Quel avenir pour nos déchets verts ?

Pour éviter les solutions individuelles parfois polluantes pour le traitement des déchets verts, il faut définir une approche collective et municipale.

Par Yann-Hervé De Roeck

Ashes to ashes and dust to dust… (de la cendre à la cendre et de la poussière à la poussière)
Après tout, rien de plus naturel : Bréhat, très fertile, « tout y pousse! », produit une biomasse abondante, fleurie, superbe. Il n’y a pas de jardin public, mais pour ce qui n’appartient pas aux landes, au bois du Goareva et aux parcelles agricoles, l’ensemble des propriétés est souvent vanté comme un très vaste parc, qui fait l’admiration des touristes et notre fierté. L’entretien de ces jardins fait appel aux bras de leurs propriétaires et génère également une activité économique très importante. Sur les 300 hectares de surface de l’île, on peut estimer que les espaces entretenus en parcelles tondues, fleuries, taillées, etc. en constituent la moitié, voire davantage en intégrant les zones publiques entretenues par la commune. Fort bien, nul besoin de trouée verte en notre île ! Mais que fait-on des déchets verts générés ?

> [Consigne]
Reprenez l'article sur les déchets verts de Bréhat à la suite de sa dernière phrase. La liste présentée ensuite provient d'une source différente de l'article.

> [Données fournies]

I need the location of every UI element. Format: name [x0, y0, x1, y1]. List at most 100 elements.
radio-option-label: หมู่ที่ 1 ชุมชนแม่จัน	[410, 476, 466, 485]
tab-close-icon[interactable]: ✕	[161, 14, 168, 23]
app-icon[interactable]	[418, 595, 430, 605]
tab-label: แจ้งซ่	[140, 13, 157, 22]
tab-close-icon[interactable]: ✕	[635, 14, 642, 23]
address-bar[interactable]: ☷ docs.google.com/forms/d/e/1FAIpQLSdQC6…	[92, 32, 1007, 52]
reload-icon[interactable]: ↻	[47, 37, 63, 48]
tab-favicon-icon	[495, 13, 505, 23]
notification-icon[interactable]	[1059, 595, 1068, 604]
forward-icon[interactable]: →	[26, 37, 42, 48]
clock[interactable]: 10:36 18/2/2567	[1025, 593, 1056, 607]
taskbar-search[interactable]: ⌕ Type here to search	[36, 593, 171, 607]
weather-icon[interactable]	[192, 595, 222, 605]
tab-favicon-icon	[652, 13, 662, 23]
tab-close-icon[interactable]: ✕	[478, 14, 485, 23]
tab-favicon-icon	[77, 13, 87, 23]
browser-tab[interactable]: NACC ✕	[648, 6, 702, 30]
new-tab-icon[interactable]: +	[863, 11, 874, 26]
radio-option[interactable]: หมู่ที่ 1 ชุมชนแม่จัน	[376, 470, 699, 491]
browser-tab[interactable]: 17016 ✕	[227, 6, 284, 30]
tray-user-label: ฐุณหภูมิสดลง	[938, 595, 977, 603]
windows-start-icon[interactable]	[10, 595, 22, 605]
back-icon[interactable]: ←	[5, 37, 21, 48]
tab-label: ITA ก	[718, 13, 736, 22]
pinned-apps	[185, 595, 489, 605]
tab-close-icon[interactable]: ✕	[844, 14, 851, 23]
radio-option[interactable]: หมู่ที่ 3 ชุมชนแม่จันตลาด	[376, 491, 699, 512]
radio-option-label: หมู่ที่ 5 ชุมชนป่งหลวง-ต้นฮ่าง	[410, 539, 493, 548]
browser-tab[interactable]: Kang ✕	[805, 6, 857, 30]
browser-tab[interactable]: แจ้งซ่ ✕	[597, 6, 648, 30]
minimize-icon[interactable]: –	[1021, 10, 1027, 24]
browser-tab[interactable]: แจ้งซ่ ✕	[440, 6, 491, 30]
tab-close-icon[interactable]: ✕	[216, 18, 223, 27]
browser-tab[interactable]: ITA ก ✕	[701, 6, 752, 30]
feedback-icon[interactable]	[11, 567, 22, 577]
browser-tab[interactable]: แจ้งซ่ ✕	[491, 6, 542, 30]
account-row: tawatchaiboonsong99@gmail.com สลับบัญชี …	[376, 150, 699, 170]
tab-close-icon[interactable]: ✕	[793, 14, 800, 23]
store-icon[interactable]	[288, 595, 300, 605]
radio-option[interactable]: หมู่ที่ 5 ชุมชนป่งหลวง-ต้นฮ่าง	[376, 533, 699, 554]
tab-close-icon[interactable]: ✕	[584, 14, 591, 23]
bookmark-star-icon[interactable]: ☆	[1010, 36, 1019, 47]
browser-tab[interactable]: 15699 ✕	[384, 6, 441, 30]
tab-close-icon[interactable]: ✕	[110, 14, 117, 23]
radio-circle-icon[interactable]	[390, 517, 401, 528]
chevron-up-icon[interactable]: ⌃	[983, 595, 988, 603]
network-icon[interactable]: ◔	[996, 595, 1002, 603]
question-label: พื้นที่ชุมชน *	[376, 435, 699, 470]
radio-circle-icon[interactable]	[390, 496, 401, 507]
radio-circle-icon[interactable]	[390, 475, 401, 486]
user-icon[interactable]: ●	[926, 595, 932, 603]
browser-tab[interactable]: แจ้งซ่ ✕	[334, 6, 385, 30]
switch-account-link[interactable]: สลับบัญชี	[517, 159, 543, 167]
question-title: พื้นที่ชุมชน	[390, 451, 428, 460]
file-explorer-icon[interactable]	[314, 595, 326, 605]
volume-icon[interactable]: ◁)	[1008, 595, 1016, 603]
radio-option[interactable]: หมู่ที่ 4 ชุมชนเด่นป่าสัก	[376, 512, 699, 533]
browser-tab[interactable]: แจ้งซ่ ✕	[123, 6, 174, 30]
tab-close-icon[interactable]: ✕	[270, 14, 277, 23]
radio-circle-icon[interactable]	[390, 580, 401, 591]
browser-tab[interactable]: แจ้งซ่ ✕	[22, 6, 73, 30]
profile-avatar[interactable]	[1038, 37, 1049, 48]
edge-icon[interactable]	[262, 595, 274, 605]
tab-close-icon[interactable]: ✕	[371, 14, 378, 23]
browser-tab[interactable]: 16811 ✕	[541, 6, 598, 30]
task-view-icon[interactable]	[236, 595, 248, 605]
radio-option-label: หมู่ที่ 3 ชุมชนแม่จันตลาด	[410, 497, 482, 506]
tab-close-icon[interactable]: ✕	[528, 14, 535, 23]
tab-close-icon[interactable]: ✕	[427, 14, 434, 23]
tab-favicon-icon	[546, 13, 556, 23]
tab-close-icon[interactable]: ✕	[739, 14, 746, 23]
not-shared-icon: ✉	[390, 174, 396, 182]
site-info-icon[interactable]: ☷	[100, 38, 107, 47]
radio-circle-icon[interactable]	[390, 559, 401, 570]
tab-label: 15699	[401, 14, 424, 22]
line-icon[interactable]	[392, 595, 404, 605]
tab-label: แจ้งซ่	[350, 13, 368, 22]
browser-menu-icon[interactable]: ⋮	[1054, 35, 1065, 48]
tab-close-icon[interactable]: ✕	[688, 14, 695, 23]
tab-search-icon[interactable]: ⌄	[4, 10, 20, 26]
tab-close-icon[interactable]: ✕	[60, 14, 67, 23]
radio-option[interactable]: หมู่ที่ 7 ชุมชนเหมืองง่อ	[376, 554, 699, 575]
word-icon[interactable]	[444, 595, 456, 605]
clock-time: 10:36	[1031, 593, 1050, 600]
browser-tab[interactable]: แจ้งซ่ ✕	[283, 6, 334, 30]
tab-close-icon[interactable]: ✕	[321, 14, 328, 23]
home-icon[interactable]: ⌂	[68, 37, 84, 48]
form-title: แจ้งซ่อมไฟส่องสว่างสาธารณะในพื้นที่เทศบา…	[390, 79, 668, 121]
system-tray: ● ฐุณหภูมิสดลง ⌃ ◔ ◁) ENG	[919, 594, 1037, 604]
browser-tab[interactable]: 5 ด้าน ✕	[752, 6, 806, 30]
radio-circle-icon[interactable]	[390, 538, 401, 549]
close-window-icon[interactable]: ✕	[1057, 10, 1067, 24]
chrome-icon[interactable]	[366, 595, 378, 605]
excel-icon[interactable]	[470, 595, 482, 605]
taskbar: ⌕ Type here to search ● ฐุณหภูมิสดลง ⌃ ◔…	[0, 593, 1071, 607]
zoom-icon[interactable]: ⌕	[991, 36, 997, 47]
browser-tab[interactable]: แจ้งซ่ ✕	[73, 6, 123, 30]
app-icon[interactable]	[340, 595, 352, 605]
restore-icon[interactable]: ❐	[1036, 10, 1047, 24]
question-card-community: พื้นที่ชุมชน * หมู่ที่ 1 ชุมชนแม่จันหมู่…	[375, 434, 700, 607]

> [Réponse proposée]
Avant de répondre, le petit calcul suivant reprend les chiffres issus d’une audition au Sénat, consacrée à la biomasse. En moyenne, à l’hectare, ce sont 10 tonnes de matière sèche, soit 30 tonnes humidité comprise, que produisent nos pelouses, nos potagers, mais également nos haies et nos arbres, lesquels croissent sans cesse comme le montrent les comparaisons entre cartes postales du début du 20ème siècle et paysages actuels…

Les points de vue sur l’archipel pâtissent sans doute du fait que nul n’a l’ambition de « récolter » cette biomasse avec un bilan annuel nul ! Par conséquent on peut évaluer, au mieux, aux 2/3 l’effort de taille et de coupe, soit 20 tonnes de matière végétale humide à traiter par hectare. Ce chiffre peut paraître phénoménal,  mais cela ne représente que 5 ou 6 m3 (avant tassement, au moment de la mise en tas) pour un terrain de 1000m². Une petite vérification mentale qui persuadera tout un chacun que ces calculs ne sont pas délirants. Donc, en reconnaissant que cette estimation mérite d’être affinée, avec un seul chiffre significatif pour ne donner que l’ordre de grandeur, ce sont environ 4 000 tonnes de déchets verts à traiter par an.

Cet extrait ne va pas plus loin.